* [EXCERPT]
------------------------------------------------

Modelling observations of the inner gas and dust coma of comet 67P/Churyumov-Gerasimenko using ROSINA/COPS and OSIRIS data: First results
1 Physikalisches Institut, Universität Bern, Sidlerstrasse 5, 3012 Bern, Switzerland
2 Department of Mechanical Engineering, National Chiao Tung University, 1001 Ta-Hsueh Road, Hsinchu 30010, Taiwan
3 Max-Planck-Institut für Sonnensystemforschung, Justus-von-Liebig-Weg, 3, 37077 Göttingen, Germany
4 National Central University, Graduate Institute of Astronomy, 300 Chung-Da Rd, 32054 Chung-Li, Taiwan
5 Institute for Geophysics and Extraterrestrial Physics, TU Braunschweig, 38106 Braunschweig, Germany
6 Deutsches Zentrum für Luft- und Raumfahrt (DLR), Institut für Planetenforschung, Asteroiden und Kometen, Rutherfordstrasse 2, 12489 Berlin, Germany
7 Laboratoire d’Astrophysique de Marseille , 38 rue Frédéric Joliot-Curie, 13388 Marseille Cedex 13, France
8 Department of Information Engineering, University of Padova, via Gradenigo 6/B, 35131 Padova, Italy
9 Center of Studies and Activities for Space, CISAS, G. Colombo, University of Padova, via Venezia 15, 35131 Padova, Italy
10 CNR-IFN UOS Padova LUXOR, via Trasea 7, 35131 Padova, Italy
Received: 7 January 2016
Accepted: 27 February 2016
Context. This paper describes the initial modelling of gas and dust data acquired in August and September 2014 from the European Space Agency’s Rosetta spacecraft when it was in close proximity to the nucleus of comet 67P/Churyumov-Gerasimenko.
Aims. This work is an attempt to provide a self-consistent model of the innermost gas and dust coma of the comet, as constrained by the Rosetta Orbiter Spectrometer for Ion and Neutral Analysis (ROSINA) data set for the gas and by the Optical, Spectroscopic, and Infrared Remote Imaging System (OSIRIS) data set for the dust.

------------------------------------------------

* [RECORD EXTRACTS]
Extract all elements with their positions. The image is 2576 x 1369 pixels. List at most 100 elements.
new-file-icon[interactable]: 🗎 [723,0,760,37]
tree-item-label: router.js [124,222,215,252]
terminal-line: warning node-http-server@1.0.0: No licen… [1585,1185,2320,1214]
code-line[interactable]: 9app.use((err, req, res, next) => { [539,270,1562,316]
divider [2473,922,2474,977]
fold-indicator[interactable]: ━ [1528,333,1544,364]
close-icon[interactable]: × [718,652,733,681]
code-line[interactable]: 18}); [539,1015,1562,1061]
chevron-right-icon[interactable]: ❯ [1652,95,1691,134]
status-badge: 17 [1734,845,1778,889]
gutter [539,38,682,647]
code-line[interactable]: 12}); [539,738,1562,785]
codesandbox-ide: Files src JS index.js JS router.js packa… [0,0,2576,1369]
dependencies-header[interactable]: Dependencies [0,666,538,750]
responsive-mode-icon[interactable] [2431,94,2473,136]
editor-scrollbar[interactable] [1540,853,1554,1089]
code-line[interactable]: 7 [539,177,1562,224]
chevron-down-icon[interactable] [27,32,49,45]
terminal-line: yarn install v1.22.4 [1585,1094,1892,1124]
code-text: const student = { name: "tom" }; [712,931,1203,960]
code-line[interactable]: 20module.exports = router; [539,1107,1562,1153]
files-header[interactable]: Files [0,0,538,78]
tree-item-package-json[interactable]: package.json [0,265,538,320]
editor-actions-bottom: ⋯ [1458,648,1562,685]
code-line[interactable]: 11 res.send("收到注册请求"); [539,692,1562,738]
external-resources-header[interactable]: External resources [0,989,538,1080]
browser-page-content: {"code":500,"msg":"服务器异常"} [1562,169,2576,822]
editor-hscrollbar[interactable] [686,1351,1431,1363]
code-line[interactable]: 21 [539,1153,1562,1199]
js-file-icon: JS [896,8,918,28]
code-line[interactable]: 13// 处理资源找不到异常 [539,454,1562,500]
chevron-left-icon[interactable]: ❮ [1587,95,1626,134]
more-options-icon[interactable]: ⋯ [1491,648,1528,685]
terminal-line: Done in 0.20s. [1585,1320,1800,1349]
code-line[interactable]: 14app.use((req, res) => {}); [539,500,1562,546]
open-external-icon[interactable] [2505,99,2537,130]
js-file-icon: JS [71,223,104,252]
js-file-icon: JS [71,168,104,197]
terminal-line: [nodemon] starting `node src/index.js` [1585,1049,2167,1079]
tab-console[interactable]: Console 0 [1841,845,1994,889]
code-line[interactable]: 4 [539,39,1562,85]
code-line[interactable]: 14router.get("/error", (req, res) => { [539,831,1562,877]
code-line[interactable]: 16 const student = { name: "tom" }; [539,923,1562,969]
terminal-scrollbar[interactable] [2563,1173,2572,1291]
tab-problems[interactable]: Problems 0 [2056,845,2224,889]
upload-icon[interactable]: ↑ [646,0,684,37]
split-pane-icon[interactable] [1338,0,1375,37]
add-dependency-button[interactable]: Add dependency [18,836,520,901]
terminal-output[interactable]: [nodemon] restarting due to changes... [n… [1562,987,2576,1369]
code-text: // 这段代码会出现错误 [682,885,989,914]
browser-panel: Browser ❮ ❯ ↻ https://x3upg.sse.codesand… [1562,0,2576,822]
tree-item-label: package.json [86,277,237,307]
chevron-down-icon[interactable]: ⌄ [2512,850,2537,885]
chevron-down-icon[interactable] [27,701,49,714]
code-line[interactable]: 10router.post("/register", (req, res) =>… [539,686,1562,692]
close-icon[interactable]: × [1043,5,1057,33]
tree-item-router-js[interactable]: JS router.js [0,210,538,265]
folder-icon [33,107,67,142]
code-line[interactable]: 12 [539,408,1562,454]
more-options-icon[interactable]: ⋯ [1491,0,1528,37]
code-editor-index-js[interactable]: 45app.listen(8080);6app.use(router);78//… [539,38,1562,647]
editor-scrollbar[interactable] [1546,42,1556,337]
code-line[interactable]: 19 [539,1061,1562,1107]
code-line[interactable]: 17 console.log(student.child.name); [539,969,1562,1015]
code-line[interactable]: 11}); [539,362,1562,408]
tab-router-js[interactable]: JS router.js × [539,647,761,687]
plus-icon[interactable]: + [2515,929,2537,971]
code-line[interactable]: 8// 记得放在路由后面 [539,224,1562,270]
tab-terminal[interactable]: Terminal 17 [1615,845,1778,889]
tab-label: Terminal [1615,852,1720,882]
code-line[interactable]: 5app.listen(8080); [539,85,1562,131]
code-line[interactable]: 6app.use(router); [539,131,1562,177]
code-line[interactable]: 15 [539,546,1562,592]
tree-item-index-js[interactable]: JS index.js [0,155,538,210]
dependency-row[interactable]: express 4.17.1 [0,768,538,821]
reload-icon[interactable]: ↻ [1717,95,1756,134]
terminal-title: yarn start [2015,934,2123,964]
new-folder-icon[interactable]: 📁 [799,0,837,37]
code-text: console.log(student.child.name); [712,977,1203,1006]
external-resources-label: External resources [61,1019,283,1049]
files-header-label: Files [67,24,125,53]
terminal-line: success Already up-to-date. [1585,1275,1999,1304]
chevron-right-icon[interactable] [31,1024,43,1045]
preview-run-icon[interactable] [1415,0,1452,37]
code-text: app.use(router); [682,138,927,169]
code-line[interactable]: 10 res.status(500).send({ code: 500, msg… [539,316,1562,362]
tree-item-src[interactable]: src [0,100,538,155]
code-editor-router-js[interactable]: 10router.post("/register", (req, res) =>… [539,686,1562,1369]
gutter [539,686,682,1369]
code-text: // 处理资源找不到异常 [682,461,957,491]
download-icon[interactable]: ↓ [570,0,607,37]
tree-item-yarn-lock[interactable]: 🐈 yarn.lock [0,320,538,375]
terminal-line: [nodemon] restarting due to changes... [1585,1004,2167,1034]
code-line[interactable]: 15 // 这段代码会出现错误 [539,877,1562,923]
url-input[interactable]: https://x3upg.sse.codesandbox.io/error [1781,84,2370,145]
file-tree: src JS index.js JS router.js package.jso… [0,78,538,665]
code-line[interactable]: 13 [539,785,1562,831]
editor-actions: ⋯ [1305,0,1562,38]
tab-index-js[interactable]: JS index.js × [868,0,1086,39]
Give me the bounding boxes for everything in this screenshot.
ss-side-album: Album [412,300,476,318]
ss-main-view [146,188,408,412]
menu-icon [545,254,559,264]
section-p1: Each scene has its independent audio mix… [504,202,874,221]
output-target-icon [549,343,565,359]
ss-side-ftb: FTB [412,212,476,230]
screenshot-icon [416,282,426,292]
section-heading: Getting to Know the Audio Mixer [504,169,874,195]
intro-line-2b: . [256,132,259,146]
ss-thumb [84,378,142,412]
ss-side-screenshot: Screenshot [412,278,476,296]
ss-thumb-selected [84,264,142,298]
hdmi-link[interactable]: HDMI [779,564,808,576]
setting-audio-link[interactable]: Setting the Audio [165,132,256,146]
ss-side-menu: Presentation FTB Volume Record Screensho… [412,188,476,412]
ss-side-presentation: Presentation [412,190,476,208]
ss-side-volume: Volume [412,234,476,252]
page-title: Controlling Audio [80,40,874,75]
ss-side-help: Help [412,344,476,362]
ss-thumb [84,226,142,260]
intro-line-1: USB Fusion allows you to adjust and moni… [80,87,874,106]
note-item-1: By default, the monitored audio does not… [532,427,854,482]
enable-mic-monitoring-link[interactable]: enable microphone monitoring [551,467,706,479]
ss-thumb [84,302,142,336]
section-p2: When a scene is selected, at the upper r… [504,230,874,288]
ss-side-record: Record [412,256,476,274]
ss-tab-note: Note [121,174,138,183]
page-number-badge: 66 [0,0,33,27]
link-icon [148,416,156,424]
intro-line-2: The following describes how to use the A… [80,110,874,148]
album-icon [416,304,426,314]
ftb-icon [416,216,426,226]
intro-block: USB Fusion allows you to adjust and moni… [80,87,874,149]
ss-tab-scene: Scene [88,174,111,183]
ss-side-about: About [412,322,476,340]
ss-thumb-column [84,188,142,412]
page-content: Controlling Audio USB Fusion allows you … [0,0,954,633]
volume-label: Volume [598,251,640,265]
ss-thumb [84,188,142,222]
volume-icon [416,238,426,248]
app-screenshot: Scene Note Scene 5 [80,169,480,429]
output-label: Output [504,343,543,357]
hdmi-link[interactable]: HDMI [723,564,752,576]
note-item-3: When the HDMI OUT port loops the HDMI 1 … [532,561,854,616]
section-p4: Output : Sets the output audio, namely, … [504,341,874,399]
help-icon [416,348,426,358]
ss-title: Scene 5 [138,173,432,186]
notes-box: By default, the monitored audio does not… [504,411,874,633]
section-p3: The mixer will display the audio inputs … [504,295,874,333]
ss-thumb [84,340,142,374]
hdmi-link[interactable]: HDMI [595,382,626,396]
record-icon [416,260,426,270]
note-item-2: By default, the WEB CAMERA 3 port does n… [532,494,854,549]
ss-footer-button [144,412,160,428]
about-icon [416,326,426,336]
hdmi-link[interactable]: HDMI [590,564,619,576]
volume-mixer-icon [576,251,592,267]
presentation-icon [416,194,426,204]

------------------------------------------------

* [EXERCISE SET]
1. In the comet 67P coma modelling paper, which data set constrains the dust in the model?
2. Pick up the comet 67P coma modelling paper after its last sentence and carry it forward.

* [ANSWERS]
1. The Optical, Spectroscopic, and Infrared Remote Imaging System (OSIRIS) data set.

2.
Methods. The model uses a previously developed shape model for the nucleus, and from this the water sublimation rate and gas temperatures at the surface are computed with a simple thermal model. The gas expansion is modelled with a 3D parallel implementation of a Direct Simulation Monte Carlo algorithm. A dust drag algorithm is then used to produce dust densities in the coma, which are then converted to brightnesses using Mie theory and a line-of-sight integration.
Results. We show that a purely insolation-driven model for surface outgassing does not produce a reasonable fit to ROSINA/COPS data. A stronger source in the “neck” region of the nucleus (region Hapi) is needed to match the observed modulation of the gas density in detail. This agrees with OSIRIS data, which shows that the dust emission from the “neck” was dominant in the August-September 2014 time frame. The current model matches this observation reasonably if a power index of 2–3 for the dust size distribution is used. A better match to the OSIRIS data is seen by using a single large particle size for the coma.
Conclusions. We have shown possible solutions to the gas and dust distributions in the inner coma, which are consistent with ROSINA and OSIRIS data.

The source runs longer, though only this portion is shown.